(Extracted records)
######
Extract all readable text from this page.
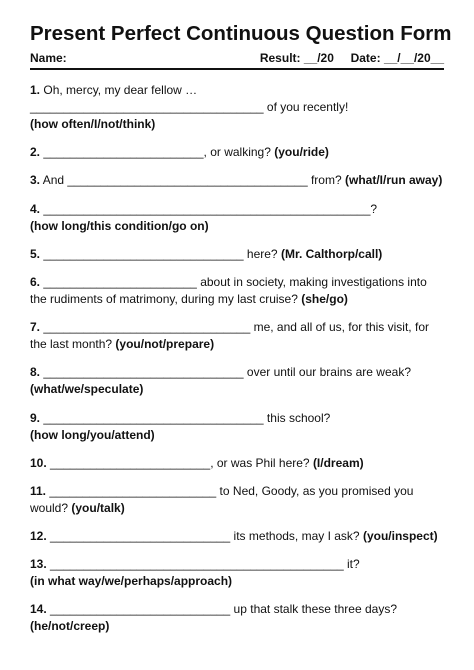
Present Perfect Continuous Question Form
Name:	Result: __/20 Date: __/__/20__
1. Oh, mercy, my dear fellow …
___________________________________ of you recently!
(how often/I/not/think)
2. ________________________, or walking? (you/ride)
3. And ____________________________________ from? (what/I/run away)
4. _________________________________________________?
(how long/this condition/go on)
5. ______________________________ here? (Mr. Calthorp/call)
6. _______________________ about in society, making investigations into the rudiments of matrimony, during my last cruise? (she/go)
7. _______________________________ me, and all of us, for this visit, for the last month? (you/not/prepare)
8. ______________________________ over until our brains are weak?
(what/we/speculate)
9. _________________________________ this school?
(how long/you/attend)
10. ________________________, or was Phil here? (I/dream)
11. _________________________ to Ned, Goody, as you promised you would? (you/talk)
12. ___________________________ its methods, may I ask? (you/inspect)
13. ____________________________________________ it?
(in what way/we/perhaps/approach)
14. ___________________________ up that stalk these three days?
(he/not/creep)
######
PROBLEM DESCRIPTION → Reproduce each record above by retyping it exactly; omit all images.

WORKED SOLUTION →
Extract all readable text from this page.
Present Perfect Continuous Question Form
Name:	Result: __/20 Date: __/__/20__
1. Oh, mercy, my dear fellow …
___________________________________ of you recently!
(how often/I/not/think)
2. ________________________, or walking? (you/ride)
3. And ____________________________________ from? (what/I/run away)
4. _________________________________________________?
(how long/this condition/go on)
5. ______________________________ here? (Mr. Calthorp/call)
6. _______________________ about in society, making investigations into the rudiments of matrimony, during my last cruise? (she/go)
7. _______________________________ me, and all of us, for this visit, for the last month? (you/not/prepare)
8. ______________________________ over until our brains are weak?
(what/we/speculate)
9. _________________________________ this school?
(how long/you/attend)
10. ________________________, or was Phil here? (I/dream)
11. _________________________ to Ned, Goody, as you promised you would? (you/talk)
12. ___________________________ its methods, may I ask? (you/inspect)
13. ____________________________________________ it?
(in what way/we/perhaps/approach)
14. ___________________________ up that stalk these three days?
(he/not/creep)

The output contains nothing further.